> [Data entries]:
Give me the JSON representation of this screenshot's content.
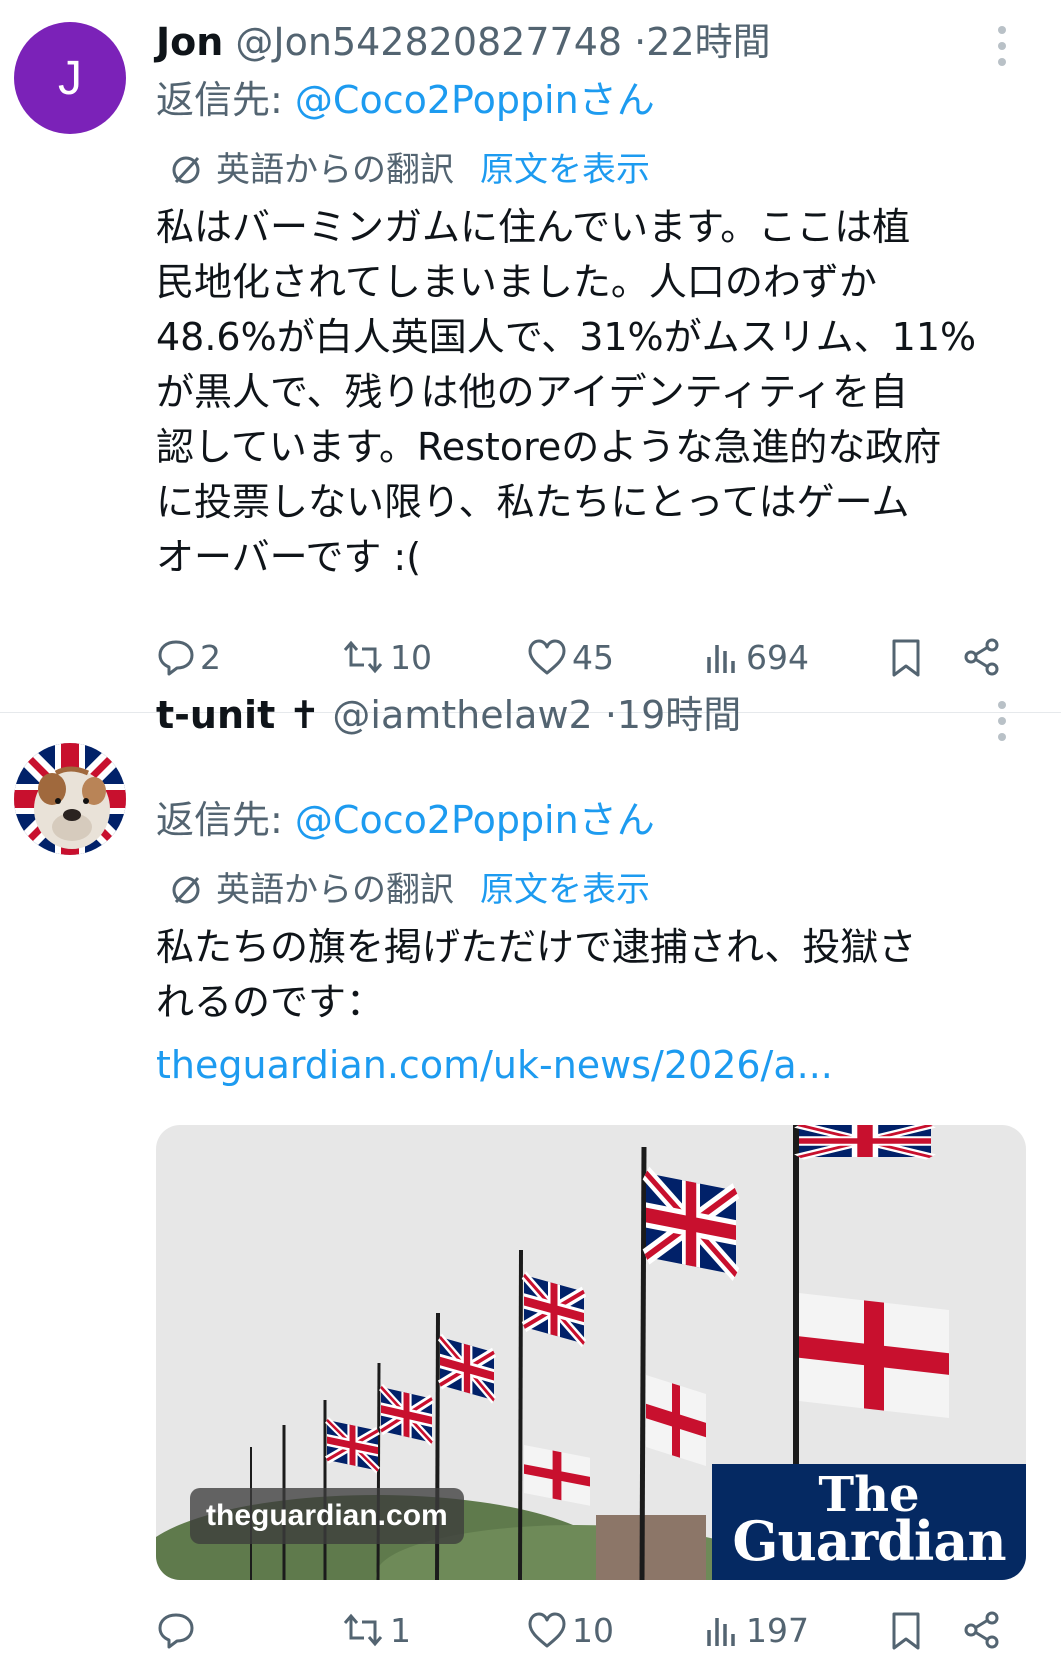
{
  "tweets": [
    {
      "avatar_letter": "J",
      "name": "Jon",
      "handle": "@Jon542820827748",
      "separator": "·",
      "time": "22時間",
      "reply_prefix": "返信先:",
      "reply_mention": "@Coco2Poppin",
      "reply_suffix": "さん",
      "translated_from": "英語からの翻訳",
      "show_original": "原文を表示",
      "text": "私はバーミンガムに住んでいます。ここは植\n民地化されてしまいました。人口のわずか\n48.6%が白人英国人で、31%がムスリム、11%\nが黒人で、残りは他のアイデンティティを自\n認しています。Restoreのような急進的な政府\nに投票しない限り、私たちにとってはゲーム\nオーバーです :(",
      "replies": "2",
      "reposts": "10",
      "likes": "45",
      "views": "694"
    },
    {
      "name": "t-unit ✝",
      "handle": "@iamthelaw2",
      "separator": "·",
      "time": "19時間",
      "reply_prefix": "返信先:",
      "reply_mention": "@Coco2Poppin",
      "reply_suffix": "さん",
      "translated_from": "英語からの翻訳",
      "show_original": "原文を表示",
      "text": "私たちの旗を掲げただけで逮捕され、投獄さ\nれるのです：",
      "link": "theguardian.com/uk-news/2026/a...",
      "card_domain": "theguardian.com",
      "card_logo_line1": "The",
      "card_logo_line2": "Guardian",
      "replies": "",
      "reposts": "1",
      "likes": "10",
      "views": "197"
    }
  ],
  "colors": {
    "accent": "#1d9bf0",
    "secondary_text": "#536471",
    "avatar_purple": "#7b22b8",
    "guardian_blue": "#052962"
  },
  "icons": [
    "more-icon",
    "translate-icon",
    "reply-icon",
    "repost-icon",
    "like-icon",
    "views-icon",
    "bookmark-icon",
    "share-icon"
  ]
}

> [Stated exercise]:
Strip out the pictures and quote the remaining data word for word.

> [Full response]:
Give me the JSON representation of this screenshot's content.
{
  "tweets": [
    {
      "avatar_letter": "J",
      "name": "Jon",
      "handle": "@Jon542820827748",
      "separator": "·",
      "time": "22時間",
      "reply_prefix": "返信先:",
      "reply_mention": "@Coco2Poppin",
      "reply_suffix": "さん",
      "translated_from": "英語からの翻訳",
      "show_original": "原文を表示",
      "text": "私はバーミンガムに住んでいます。ここは植\n民地化されてしまいました。人口のわずか\n48.6%が白人英国人で、31%がムスリム、11%\nが黒人で、残りは他のアイデンティティを自\n認しています。Restoreのような急進的な政府\nに投票しない限り、私たちにとってはゲーム\nオーバーです :(",
      "replies": "2",
      "reposts": "10",
      "likes": "45",
      "views": "694"
    },
    {
      "name": "t-unit ✝",
      "handle": "@iamthelaw2",
      "separator": "·",
      "time": "19時間",
      "reply_prefix": "返信先:",
      "reply_mention": "@Coco2Poppin",
      "reply_suffix": "さん",
      "translated_from": "英語からの翻訳",
      "show_original": "原文を表示",
      "text": "私たちの旗を掲げただけで逮捕され、投獄さ\nれるのです：",
      "link": "theguardian.com/uk-news/2026/a...",
      "card_domain": "theguardian.com",
      "card_logo_line1": "The",
      "card_logo_line2": "Guardian",
      "replies": "",
      "reposts": "1",
      "likes": "10",
      "views": "197"
    }
  ],
  "colors": {
    "accent": "#1d9bf0",
    "secondary_text": "#536471",
    "avatar_purple": "#7b22b8",
    "guardian_blue": "#052962"
  },
  "icons": [
    "more-icon",
    "translate-icon",
    "reply-icon",
    "repost-icon",
    "like-icon",
    "views-icon",
    "bookmark-icon",
    "share-icon"
  ]
}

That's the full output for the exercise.